Output an exact reproduction of the data.

□ □ □

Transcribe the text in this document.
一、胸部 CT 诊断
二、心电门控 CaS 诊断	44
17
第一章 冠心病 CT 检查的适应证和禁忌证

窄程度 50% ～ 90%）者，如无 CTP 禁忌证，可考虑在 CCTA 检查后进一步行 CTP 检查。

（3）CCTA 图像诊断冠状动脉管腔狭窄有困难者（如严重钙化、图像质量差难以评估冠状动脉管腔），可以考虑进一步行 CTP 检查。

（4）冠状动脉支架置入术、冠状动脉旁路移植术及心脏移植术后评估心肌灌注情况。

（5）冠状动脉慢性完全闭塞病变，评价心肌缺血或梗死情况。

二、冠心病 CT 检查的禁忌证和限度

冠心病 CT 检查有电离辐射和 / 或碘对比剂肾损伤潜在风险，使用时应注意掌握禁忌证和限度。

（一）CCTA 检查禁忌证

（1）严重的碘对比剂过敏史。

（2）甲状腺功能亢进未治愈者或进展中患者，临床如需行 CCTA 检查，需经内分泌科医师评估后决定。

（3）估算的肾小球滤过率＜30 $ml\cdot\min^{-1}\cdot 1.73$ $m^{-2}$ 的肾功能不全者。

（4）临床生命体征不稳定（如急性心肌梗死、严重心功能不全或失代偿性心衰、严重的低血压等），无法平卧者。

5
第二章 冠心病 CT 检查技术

□ □ □

**PROBLEM SOLUTION**.
Transcribe the text in this document.
一、胸部 CT 诊断
二、心电门控 CaS 诊断	44
17
第一章 冠心病 CT 检查的适应证和禁忌证

窄程度 50% ～ 90%）者，如无 CTP 禁忌证，可考虑在 CCTA 检查后进一步行 CTP 检查。

（3）CCTA 图像诊断冠状动脉管腔狭窄有困难者（如严重钙化、图像质量差难以评估冠状动脉管腔），可以考虑进一步行 CTP 检查。

（4）冠状动脉支架置入术、冠状动脉旁路移植术及心脏移植术后评估心肌灌注情况。

（5）冠状动脉慢性完全闭塞病变，评价心肌缺血或梗死情况。

二、冠心病 CT 检查的禁忌证和限度

冠心病 CT 检查有电离辐射和 / 或碘对比剂肾损伤潜在风险，使用时应注意掌握禁忌证和限度。

（一）CCTA 检查禁忌证

（1）严重的碘对比剂过敏史。

（2）甲状腺功能亢进未治愈者或进展中患者，临床如需行 CCTA 检查，需经内分泌科医师评估后决定。

（3）估算的肾小球滤过率＜30 $ml\cdot\min^{-1}\cdot 1.73$ $m^{-2}$ 的肾功能不全者。

（4）临床生命体征不稳定（如急性心肌梗死、严重心功能不全或失代偿性心衰、严重的低血压等），无法平卧者。

5
第二章 冠心病 CT 检查技术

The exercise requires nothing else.